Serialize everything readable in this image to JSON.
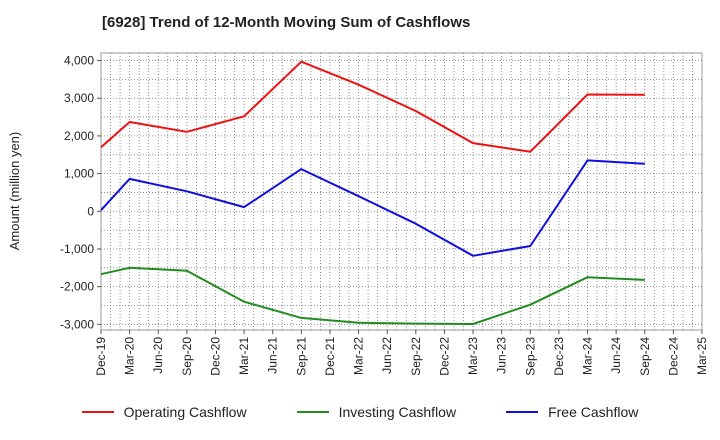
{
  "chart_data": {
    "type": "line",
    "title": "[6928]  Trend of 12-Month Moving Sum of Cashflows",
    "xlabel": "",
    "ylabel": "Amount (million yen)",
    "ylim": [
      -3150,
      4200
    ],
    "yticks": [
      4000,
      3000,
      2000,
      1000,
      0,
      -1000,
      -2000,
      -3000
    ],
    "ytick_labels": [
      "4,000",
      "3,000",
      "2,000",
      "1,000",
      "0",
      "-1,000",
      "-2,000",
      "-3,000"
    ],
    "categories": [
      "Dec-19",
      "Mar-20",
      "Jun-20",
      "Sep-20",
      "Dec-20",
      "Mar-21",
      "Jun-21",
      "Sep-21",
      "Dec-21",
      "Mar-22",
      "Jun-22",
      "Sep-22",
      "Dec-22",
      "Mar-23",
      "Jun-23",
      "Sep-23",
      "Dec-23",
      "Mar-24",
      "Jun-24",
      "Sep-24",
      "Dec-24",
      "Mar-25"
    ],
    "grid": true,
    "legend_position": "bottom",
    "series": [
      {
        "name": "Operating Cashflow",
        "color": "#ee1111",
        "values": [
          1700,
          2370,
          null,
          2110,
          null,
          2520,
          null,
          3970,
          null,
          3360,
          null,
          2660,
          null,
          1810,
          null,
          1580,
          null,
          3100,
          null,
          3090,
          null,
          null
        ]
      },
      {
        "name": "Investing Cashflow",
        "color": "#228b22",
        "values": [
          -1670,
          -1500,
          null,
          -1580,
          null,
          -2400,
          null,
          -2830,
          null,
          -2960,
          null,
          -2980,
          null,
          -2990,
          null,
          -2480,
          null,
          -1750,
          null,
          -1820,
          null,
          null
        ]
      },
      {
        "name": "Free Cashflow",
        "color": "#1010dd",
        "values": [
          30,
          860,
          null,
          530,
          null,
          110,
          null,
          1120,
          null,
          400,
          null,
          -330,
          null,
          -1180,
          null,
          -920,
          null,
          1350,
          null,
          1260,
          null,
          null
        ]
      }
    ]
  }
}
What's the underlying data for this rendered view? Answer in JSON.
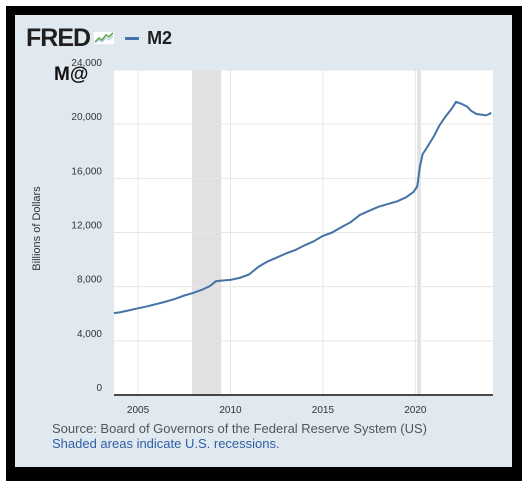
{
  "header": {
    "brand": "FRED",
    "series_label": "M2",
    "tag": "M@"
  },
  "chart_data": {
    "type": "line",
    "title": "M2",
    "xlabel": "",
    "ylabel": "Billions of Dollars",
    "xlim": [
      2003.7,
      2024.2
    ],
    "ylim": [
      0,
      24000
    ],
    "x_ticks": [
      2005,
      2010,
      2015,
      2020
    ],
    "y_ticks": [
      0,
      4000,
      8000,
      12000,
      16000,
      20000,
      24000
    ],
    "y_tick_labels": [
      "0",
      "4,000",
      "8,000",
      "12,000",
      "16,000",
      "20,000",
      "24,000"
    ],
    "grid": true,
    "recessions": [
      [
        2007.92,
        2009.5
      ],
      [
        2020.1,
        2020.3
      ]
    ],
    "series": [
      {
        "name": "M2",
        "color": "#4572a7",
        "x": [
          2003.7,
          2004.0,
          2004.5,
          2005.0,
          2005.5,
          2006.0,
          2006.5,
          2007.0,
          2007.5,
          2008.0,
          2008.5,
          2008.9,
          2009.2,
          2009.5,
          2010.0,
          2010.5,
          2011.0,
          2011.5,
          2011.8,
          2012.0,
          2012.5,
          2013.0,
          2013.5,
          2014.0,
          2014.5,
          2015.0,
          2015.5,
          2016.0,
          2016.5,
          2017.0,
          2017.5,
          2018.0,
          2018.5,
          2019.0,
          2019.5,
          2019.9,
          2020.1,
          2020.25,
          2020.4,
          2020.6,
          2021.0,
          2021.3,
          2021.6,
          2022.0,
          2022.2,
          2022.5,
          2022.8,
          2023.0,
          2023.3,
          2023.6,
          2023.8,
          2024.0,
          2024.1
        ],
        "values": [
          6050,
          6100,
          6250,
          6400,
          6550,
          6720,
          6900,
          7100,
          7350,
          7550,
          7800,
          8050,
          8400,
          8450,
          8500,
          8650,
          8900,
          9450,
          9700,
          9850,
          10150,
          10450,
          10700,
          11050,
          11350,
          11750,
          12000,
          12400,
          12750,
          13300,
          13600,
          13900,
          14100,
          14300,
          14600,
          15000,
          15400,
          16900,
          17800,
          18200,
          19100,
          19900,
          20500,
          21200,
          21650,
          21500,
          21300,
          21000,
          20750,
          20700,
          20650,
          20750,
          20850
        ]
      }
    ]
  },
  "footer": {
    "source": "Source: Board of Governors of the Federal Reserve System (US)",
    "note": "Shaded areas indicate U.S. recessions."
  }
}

^^^^

Short problem: Extract every line of the data exactly; pictures stay out.

Task result:
Serialize everything readable in this image to JSON.
{
  "chart_data": {
    "type": "line",
    "title": "[6928]  Trend of 12-Month Moving Sum of Cashflows",
    "xlabel": "",
    "ylabel": "Amount (million yen)",
    "ylim": [
      -3150,
      4200
    ],
    "yticks": [
      4000,
      3000,
      2000,
      1000,
      0,
      -1000,
      -2000,
      -3000
    ],
    "ytick_labels": [
      "4,000",
      "3,000",
      "2,000",
      "1,000",
      "0",
      "-1,000",
      "-2,000",
      "-3,000"
    ],
    "categories": [
      "Dec-19",
      "Mar-20",
      "Jun-20",
      "Sep-20",
      "Dec-20",
      "Mar-21",
      "Jun-21",
      "Sep-21",
      "Dec-21",
      "Mar-22",
      "Jun-22",
      "Sep-22",
      "Dec-22",
      "Mar-23",
      "Jun-23",
      "Sep-23",
      "Dec-23",
      "Mar-24",
      "Jun-24",
      "Sep-24",
      "Dec-24",
      "Mar-25"
    ],
    "grid": true,
    "legend_position": "bottom",
    "series": [
      {
        "name": "Operating Cashflow",
        "color": "#ee1111",
        "values": [
          1700,
          2370,
          null,
          2110,
          null,
          2520,
          null,
          3970,
          null,
          3360,
          null,
          2660,
          null,
          1810,
          null,
          1580,
          null,
          3100,
          null,
          3090,
          null,
          null
        ]
      },
      {
        "name": "Investing Cashflow",
        "color": "#228b22",
        "values": [
          -1670,
          -1500,
          null,
          -1580,
          null,
          -2400,
          null,
          -2830,
          null,
          -2960,
          null,
          -2980,
          null,
          -2990,
          null,
          -2480,
          null,
          -1750,
          null,
          -1820,
          null,
          null
        ]
      },
      {
        "name": "Free Cashflow",
        "color": "#1010dd",
        "values": [
          30,
          860,
          null,
          530,
          null,
          110,
          null,
          1120,
          null,
          400,
          null,
          -330,
          null,
          -1180,
          null,
          -920,
          null,
          1350,
          null,
          1260,
          null,
          null
        ]
      }
    ]
  }
}
What's the underlying data for this rendered view? Answer in JSON.
{
  "header": {
    "brand": "FRED",
    "series_label": "M2",
    "tag": "M@"
  },
  "chart_data": {
    "type": "line",
    "title": "M2",
    "xlabel": "",
    "ylabel": "Billions of Dollars",
    "xlim": [
      2003.7,
      2024.2
    ],
    "ylim": [
      0,
      24000
    ],
    "x_ticks": [
      2005,
      2010,
      2015,
      2020
    ],
    "y_ticks": [
      0,
      4000,
      8000,
      12000,
      16000,
      20000,
      24000
    ],
    "y_tick_labels": [
      "0",
      "4,000",
      "8,000",
      "12,000",
      "16,000",
      "20,000",
      "24,000"
    ],
    "grid": true,
    "recessions": [
      [
        2007.92,
        2009.5
      ],
      [
        2020.1,
        2020.3
      ]
    ],
    "series": [
      {
        "name": "M2",
        "color": "#4572a7",
        "x": [
          2003.7,
          2004.0,
          2004.5,
          2005.0,
          2005.5,
          2006.0,
          2006.5,
          2007.0,
          2007.5,
          2008.0,
          2008.5,
          2008.9,
          2009.2,
          2009.5,
          2010.0,
          2010.5,
          2011.0,
          2011.5,
          2011.8,
          2012.0,
          2012.5,
          2013.0,
          2013.5,
          2014.0,
          2014.5,
          2015.0,
          2015.5,
          2016.0,
          2016.5,
          2017.0,
          2017.5,
          2018.0,
          2018.5,
          2019.0,
          2019.5,
          2019.9,
          2020.1,
          2020.25,
          2020.4,
          2020.6,
          2021.0,
          2021.3,
          2021.6,
          2022.0,
          2022.2,
          2022.5,
          2022.8,
          2023.0,
          2023.3,
          2023.6,
          2023.8,
          2024.0,
          2024.1
        ],
        "values": [
          6050,
          6100,
          6250,
          6400,
          6550,
          6720,
          6900,
          7100,
          7350,
          7550,
          7800,
          8050,
          8400,
          8450,
          8500,
          8650,
          8900,
          9450,
          9700,
          9850,
          10150,
          10450,
          10700,
          11050,
          11350,
          11750,
          12000,
          12400,
          12750,
          13300,
          13600,
          13900,
          14100,
          14300,
          14600,
          15000,
          15400,
          16900,
          17800,
          18200,
          19100,
          19900,
          20500,
          21200,
          21650,
          21500,
          21300,
          21000,
          20750,
          20700,
          20650,
          20750,
          20850
        ]
      }
    ]
  },
  "footer": {
    "source": "Source: Board of Governors of the Federal Reserve System (US)",
    "note": "Shaded areas indicate U.S. recessions."
  }
}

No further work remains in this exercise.